- _PROBLEM STATEMENT_
Check every line of the data below for the string "text", and copy the ones that hold it.

(Dataset listings of figures)
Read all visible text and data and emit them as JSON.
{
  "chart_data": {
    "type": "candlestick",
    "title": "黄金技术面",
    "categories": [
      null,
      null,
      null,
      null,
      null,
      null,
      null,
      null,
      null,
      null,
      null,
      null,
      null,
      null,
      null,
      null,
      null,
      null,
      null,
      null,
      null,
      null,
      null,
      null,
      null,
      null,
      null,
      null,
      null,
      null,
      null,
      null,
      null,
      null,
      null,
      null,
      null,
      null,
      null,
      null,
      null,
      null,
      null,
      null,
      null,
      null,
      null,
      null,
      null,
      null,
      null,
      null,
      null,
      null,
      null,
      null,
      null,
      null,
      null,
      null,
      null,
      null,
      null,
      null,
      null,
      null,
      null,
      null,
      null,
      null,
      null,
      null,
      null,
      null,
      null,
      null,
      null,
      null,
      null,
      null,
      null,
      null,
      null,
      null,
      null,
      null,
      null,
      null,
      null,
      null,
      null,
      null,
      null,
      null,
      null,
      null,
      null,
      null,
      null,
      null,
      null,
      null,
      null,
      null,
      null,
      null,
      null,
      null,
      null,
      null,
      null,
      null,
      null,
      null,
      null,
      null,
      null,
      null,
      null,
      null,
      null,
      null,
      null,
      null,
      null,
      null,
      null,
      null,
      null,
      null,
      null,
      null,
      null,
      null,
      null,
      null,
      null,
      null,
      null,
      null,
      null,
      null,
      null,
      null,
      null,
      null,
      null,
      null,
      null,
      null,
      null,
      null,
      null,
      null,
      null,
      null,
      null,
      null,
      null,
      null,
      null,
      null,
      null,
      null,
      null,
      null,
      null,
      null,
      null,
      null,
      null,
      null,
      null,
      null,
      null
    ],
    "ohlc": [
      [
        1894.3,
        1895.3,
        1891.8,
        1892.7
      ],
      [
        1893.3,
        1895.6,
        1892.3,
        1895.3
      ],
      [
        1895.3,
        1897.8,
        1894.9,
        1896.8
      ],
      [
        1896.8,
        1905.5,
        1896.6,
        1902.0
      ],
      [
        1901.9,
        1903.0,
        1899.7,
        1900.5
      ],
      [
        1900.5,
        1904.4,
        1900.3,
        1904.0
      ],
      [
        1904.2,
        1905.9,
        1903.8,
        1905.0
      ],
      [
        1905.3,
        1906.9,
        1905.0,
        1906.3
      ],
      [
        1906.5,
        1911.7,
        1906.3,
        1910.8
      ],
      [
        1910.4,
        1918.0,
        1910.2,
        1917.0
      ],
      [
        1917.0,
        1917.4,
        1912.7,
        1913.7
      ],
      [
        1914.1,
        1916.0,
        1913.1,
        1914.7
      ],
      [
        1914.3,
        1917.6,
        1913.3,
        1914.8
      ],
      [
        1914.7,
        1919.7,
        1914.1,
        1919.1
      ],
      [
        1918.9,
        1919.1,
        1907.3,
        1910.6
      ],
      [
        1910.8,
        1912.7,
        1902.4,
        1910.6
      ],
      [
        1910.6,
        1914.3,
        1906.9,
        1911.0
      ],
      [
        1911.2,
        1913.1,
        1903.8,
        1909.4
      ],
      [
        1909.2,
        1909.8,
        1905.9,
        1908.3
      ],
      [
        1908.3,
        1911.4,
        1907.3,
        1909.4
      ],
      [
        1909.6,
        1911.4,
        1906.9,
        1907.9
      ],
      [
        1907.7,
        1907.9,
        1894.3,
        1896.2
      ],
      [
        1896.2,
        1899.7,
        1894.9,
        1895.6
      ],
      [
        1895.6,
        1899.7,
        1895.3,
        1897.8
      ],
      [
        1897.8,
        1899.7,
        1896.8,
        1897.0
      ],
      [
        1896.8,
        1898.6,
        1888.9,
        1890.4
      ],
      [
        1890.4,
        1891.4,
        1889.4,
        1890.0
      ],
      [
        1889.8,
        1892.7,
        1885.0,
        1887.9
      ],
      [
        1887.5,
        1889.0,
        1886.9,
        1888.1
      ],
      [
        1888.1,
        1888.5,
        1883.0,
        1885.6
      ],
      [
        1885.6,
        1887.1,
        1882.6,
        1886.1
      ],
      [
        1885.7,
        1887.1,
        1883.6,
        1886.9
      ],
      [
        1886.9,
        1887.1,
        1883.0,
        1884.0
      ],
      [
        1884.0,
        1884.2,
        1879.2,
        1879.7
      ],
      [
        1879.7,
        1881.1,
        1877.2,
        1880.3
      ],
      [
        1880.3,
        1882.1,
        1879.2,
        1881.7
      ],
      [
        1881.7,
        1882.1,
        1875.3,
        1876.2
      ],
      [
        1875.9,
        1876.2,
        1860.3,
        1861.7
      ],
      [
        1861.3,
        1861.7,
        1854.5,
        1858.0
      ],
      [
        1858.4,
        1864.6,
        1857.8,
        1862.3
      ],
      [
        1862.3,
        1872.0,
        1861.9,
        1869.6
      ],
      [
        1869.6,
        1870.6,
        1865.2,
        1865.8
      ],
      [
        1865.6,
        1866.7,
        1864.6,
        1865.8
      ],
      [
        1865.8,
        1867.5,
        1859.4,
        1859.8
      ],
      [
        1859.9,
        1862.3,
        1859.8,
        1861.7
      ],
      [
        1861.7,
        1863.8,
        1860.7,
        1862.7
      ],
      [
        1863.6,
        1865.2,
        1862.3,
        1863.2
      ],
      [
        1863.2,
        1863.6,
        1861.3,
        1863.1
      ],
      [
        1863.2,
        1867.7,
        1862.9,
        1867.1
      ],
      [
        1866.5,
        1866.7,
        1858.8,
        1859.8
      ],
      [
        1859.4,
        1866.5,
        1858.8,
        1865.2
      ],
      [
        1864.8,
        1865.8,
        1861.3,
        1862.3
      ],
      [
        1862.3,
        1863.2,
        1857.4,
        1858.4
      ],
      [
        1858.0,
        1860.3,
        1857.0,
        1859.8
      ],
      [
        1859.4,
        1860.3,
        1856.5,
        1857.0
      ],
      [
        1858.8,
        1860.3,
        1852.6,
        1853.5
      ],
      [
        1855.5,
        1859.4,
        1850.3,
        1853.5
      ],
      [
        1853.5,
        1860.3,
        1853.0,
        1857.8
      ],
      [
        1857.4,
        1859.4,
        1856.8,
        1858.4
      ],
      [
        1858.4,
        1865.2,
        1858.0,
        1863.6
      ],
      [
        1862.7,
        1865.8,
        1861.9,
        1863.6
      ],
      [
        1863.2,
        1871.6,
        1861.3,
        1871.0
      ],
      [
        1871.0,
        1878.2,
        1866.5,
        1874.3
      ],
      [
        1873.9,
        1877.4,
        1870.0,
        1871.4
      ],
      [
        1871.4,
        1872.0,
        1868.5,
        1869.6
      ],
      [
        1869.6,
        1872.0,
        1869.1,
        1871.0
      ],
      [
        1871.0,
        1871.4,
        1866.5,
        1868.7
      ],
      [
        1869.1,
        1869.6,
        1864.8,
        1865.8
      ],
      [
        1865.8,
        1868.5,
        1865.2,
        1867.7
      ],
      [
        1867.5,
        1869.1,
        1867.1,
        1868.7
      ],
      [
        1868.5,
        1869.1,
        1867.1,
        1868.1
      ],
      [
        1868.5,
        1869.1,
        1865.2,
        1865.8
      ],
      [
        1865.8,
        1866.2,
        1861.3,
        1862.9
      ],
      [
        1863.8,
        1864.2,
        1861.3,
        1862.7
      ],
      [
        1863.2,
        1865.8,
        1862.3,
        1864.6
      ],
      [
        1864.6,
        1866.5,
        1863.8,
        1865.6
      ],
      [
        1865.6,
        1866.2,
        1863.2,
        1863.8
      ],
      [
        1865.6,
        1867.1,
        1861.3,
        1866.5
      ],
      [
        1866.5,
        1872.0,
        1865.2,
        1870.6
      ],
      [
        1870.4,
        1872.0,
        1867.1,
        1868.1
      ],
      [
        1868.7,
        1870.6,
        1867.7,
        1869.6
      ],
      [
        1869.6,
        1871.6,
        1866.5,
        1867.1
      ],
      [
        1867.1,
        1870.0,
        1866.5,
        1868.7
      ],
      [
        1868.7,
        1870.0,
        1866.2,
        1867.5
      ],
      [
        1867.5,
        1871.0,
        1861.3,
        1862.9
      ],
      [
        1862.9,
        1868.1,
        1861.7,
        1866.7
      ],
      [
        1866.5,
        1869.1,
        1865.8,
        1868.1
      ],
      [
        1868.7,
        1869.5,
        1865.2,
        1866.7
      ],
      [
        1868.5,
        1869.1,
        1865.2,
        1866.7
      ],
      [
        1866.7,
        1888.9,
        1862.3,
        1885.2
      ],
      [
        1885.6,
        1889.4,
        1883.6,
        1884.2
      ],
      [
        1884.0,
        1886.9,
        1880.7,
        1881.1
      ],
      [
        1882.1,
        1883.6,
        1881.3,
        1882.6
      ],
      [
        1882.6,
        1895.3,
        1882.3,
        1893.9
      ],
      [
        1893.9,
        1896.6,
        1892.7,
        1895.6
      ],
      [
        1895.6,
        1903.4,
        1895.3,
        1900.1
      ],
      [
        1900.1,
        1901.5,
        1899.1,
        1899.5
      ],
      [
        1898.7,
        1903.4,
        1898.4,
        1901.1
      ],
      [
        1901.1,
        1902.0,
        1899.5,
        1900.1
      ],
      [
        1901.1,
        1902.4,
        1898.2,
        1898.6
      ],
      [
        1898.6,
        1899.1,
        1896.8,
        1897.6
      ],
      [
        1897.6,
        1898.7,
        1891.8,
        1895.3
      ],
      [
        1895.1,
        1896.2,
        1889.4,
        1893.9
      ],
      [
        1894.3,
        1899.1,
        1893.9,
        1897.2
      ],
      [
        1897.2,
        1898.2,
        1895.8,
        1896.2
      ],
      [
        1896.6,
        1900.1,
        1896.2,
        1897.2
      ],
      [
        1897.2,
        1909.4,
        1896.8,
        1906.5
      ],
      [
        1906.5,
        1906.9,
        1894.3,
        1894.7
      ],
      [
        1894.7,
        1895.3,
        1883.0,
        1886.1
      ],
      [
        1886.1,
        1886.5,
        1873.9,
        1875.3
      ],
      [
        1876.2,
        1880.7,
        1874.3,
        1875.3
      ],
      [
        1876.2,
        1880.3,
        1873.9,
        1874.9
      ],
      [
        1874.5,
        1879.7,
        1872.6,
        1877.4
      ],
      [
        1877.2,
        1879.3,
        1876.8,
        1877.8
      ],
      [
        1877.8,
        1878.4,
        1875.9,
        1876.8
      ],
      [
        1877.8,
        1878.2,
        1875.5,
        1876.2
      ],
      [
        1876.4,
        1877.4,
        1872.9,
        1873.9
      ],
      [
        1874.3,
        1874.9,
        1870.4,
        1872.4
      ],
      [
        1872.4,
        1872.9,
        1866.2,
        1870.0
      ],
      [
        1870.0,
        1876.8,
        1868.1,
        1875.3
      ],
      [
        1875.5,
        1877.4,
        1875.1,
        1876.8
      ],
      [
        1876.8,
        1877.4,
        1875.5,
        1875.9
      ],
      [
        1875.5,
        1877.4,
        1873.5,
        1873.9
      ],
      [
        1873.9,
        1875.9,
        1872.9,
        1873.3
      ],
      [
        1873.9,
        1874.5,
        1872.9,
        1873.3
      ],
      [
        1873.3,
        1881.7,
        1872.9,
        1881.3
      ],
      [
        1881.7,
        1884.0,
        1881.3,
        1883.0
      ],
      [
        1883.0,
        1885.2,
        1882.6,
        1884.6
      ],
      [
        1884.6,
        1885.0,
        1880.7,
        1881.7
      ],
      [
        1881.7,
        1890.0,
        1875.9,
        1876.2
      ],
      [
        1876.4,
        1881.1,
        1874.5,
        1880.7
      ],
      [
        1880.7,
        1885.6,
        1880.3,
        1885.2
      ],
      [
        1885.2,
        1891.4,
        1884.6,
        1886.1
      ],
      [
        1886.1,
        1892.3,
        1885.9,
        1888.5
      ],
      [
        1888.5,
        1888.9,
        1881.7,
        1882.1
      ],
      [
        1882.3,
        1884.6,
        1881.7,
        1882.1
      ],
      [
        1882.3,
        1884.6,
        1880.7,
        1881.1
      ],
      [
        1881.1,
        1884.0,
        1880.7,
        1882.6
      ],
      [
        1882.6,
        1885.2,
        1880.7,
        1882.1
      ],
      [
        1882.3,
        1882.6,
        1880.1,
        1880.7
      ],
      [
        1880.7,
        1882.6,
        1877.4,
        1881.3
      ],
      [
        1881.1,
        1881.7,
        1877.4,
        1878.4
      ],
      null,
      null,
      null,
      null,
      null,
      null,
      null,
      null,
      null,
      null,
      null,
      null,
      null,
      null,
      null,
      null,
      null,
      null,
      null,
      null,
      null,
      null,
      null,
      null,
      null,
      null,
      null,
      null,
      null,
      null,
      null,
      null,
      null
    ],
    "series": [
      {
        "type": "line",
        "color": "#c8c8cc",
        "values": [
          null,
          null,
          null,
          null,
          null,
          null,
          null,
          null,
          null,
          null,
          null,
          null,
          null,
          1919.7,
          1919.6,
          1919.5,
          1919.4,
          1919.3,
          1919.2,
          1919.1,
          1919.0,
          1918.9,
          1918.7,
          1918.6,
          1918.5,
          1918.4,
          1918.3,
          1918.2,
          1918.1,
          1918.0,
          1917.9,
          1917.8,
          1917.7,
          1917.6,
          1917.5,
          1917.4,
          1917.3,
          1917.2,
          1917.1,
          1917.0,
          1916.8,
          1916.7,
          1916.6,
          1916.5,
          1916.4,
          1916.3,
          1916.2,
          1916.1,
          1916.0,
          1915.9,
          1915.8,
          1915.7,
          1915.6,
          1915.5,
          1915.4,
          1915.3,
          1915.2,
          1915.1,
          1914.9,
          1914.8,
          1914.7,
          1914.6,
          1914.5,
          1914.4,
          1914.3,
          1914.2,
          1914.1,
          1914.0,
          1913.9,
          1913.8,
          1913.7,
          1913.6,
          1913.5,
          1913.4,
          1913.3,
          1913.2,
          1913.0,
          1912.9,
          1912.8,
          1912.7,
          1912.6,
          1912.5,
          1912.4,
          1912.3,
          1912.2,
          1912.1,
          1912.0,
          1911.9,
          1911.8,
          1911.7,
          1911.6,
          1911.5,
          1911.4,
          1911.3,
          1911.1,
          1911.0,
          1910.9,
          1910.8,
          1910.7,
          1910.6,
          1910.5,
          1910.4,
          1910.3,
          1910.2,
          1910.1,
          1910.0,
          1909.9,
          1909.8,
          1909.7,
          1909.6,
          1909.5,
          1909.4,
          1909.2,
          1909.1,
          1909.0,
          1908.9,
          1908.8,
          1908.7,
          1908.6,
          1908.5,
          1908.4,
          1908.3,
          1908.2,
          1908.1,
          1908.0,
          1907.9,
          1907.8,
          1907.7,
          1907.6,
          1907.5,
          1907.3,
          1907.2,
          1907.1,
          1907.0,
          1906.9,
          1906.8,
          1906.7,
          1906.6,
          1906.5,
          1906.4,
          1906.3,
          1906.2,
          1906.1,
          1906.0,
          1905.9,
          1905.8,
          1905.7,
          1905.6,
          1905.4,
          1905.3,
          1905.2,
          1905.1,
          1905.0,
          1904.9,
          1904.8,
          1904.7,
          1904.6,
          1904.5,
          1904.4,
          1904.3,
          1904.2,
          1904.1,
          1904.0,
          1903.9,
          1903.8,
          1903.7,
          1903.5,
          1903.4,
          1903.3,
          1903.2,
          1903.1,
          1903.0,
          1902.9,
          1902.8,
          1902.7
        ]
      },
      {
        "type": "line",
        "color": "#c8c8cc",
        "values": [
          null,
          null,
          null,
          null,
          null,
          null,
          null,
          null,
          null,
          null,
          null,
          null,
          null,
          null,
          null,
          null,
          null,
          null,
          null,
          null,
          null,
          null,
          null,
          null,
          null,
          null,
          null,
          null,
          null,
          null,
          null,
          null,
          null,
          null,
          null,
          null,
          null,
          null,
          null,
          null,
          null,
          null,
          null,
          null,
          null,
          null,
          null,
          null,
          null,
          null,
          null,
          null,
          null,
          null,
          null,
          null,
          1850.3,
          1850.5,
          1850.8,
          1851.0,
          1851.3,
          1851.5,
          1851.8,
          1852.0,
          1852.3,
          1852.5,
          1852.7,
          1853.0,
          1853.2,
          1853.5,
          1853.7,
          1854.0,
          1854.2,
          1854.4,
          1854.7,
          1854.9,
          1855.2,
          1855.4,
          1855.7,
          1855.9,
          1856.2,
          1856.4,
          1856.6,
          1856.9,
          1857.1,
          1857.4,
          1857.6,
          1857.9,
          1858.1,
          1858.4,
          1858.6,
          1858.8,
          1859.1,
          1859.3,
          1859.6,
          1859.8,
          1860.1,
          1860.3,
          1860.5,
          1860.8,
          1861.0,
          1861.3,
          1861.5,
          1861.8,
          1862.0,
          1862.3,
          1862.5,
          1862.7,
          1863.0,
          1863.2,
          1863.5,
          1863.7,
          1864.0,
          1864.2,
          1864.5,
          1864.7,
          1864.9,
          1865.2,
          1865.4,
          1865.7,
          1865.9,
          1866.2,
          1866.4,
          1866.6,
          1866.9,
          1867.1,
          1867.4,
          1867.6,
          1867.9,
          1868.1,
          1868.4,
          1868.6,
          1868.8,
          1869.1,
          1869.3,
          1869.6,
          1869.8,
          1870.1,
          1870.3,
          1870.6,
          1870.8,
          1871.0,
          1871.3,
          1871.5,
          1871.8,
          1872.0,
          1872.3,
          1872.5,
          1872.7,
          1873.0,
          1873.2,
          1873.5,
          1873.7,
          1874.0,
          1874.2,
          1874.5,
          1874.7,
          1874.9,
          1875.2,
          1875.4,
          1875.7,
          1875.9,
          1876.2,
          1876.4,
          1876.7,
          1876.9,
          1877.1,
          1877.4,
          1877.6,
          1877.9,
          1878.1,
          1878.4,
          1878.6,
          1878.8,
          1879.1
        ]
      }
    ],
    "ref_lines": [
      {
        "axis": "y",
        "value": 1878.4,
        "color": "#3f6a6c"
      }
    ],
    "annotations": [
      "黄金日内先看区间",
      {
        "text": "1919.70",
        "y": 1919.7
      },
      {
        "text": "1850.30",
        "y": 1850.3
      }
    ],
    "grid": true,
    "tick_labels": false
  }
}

- _SOLUTION TO THIS EXERCISE_
Read all visible text and data and emit them as JSON.
        "text": "1919.70",
        "text": "1850.30",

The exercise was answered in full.